=== MATERIAL TO PROCESS ===
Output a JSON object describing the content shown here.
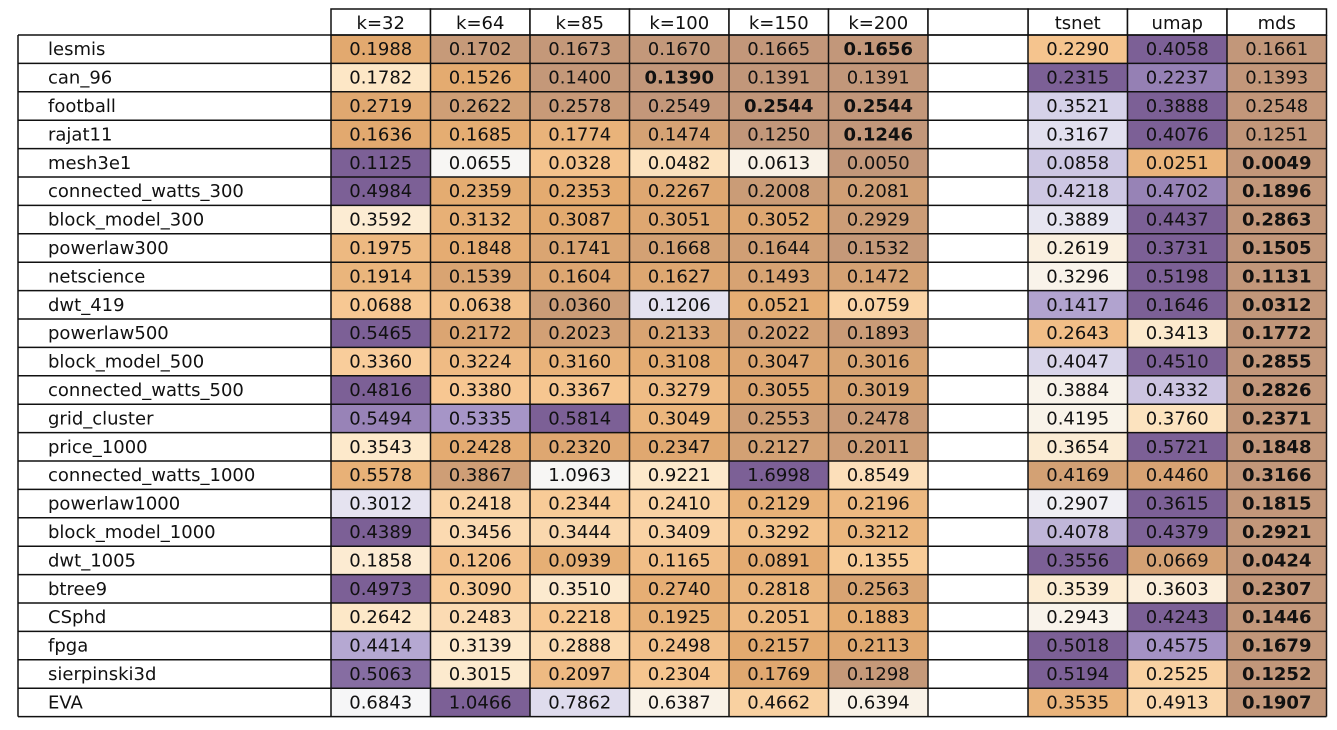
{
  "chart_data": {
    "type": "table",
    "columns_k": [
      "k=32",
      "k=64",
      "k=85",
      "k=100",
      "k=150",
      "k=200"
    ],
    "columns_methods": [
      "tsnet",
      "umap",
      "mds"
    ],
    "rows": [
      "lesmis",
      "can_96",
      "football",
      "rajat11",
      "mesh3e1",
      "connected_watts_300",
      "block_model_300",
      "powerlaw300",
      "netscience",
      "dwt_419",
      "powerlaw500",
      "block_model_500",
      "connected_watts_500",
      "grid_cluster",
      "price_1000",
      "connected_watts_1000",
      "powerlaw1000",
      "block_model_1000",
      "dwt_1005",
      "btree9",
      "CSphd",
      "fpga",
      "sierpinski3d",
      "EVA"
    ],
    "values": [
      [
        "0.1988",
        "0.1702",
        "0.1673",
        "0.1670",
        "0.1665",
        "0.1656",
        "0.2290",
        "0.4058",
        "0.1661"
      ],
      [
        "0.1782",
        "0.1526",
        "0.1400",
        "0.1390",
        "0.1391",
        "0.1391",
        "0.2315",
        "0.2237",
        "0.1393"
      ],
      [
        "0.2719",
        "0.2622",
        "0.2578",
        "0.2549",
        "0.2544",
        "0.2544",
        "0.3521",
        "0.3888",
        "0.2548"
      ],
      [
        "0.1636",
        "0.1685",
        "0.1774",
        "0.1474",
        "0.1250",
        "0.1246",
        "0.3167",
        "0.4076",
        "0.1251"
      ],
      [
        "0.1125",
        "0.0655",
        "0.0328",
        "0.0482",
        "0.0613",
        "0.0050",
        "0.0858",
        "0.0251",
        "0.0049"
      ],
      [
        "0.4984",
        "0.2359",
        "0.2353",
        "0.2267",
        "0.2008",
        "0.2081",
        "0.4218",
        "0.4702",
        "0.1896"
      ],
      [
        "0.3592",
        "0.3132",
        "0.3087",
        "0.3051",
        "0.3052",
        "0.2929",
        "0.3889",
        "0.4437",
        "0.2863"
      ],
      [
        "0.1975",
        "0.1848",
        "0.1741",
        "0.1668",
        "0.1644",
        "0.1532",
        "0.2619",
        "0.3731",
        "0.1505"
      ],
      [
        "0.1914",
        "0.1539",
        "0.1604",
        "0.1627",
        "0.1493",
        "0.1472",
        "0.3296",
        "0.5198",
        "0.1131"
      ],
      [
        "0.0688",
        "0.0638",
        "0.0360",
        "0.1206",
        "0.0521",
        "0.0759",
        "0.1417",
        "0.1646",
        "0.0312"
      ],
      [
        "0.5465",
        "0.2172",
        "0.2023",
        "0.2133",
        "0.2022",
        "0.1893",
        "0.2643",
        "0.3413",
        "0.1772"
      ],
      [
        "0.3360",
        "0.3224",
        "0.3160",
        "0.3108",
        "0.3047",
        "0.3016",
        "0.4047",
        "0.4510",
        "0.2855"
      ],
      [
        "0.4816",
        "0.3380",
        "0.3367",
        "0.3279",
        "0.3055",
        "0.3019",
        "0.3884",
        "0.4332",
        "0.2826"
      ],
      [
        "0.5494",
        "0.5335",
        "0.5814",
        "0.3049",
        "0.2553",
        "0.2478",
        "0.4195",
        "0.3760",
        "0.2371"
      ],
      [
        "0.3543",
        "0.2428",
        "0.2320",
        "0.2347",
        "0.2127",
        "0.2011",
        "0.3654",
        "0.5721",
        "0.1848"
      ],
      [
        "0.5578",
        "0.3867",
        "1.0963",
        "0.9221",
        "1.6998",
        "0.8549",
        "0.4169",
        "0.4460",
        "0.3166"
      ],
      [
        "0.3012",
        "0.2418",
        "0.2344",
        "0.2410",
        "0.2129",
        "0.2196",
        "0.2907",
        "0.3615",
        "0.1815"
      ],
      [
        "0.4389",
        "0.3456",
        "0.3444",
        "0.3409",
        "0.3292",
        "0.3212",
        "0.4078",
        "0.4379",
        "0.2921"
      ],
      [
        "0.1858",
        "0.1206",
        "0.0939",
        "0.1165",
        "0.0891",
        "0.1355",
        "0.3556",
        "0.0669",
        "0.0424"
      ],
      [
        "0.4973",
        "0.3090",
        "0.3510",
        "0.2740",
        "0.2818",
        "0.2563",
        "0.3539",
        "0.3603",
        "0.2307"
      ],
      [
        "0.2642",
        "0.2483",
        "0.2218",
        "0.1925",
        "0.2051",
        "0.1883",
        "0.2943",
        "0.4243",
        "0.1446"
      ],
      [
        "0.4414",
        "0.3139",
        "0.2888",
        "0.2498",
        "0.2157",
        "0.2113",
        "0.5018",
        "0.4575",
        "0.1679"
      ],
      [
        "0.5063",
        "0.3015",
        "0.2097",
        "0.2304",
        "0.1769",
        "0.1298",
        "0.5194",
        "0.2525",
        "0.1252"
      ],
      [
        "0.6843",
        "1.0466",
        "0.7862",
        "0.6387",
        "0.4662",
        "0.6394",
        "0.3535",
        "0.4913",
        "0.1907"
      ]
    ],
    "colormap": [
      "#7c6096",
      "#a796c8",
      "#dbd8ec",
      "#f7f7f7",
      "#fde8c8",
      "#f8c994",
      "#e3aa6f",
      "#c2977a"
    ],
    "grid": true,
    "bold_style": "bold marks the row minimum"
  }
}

...

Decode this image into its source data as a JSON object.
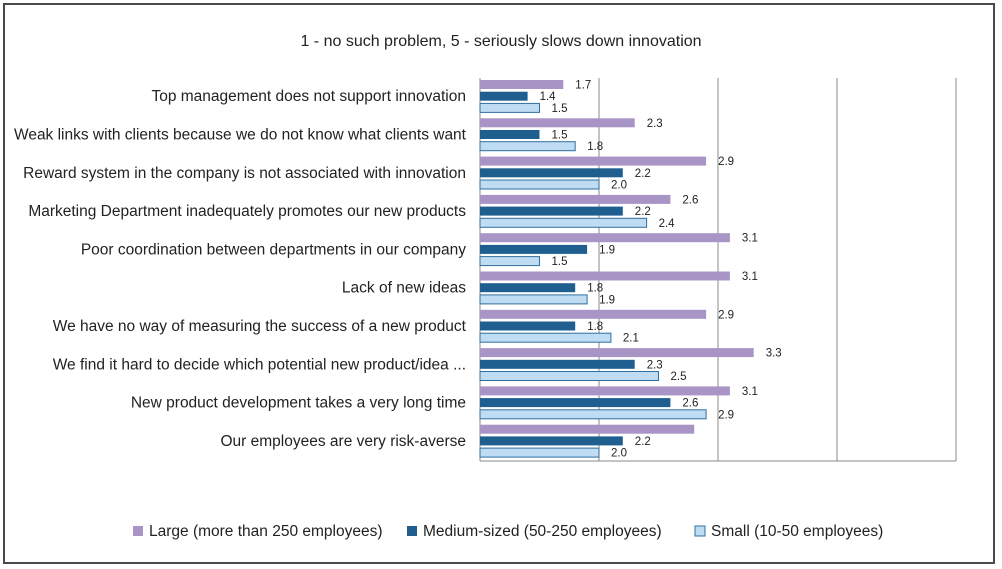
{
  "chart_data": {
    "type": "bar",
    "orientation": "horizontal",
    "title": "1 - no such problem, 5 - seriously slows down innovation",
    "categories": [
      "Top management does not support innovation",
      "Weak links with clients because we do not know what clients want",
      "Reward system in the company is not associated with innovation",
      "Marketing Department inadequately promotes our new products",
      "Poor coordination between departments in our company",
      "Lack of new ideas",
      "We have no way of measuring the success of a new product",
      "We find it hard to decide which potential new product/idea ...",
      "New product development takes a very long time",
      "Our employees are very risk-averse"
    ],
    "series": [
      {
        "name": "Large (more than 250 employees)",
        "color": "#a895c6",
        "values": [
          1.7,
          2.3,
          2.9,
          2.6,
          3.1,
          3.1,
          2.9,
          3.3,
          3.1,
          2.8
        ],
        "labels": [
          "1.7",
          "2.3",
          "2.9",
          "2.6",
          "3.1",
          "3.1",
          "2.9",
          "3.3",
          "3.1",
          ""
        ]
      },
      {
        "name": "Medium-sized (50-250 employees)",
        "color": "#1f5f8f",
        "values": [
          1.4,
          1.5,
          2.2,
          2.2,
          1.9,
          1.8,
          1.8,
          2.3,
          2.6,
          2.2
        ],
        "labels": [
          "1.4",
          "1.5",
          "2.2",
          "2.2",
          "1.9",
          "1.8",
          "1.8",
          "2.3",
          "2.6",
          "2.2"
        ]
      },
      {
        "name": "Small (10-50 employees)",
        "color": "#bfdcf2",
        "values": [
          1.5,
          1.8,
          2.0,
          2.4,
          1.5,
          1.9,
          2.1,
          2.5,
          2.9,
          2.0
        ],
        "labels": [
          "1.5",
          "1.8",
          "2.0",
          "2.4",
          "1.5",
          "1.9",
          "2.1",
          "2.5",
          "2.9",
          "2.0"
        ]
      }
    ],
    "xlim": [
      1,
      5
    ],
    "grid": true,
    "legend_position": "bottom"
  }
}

==

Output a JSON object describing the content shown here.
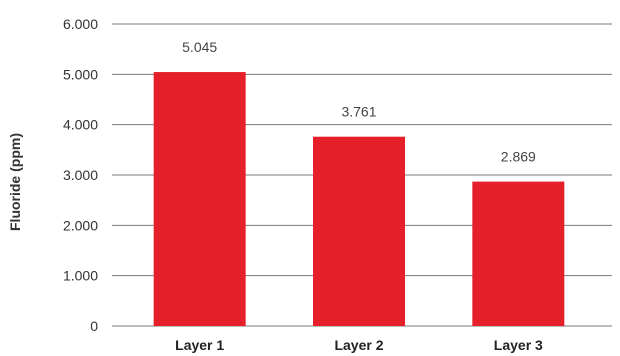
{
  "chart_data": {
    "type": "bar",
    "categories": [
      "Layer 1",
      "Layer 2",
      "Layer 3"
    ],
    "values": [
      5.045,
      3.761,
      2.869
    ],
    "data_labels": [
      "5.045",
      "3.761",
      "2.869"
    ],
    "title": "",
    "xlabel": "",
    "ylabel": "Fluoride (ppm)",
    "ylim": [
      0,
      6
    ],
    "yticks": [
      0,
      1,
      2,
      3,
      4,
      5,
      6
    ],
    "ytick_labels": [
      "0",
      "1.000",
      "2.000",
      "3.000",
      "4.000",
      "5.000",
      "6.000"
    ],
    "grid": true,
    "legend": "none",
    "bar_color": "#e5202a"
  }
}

=== TASK PROMPT ===
Using the entries above, return each line in which the word "very" occurs.

=== RESULT ===
      "New product development takes a very long time",
      "Our employees are very risk-averse"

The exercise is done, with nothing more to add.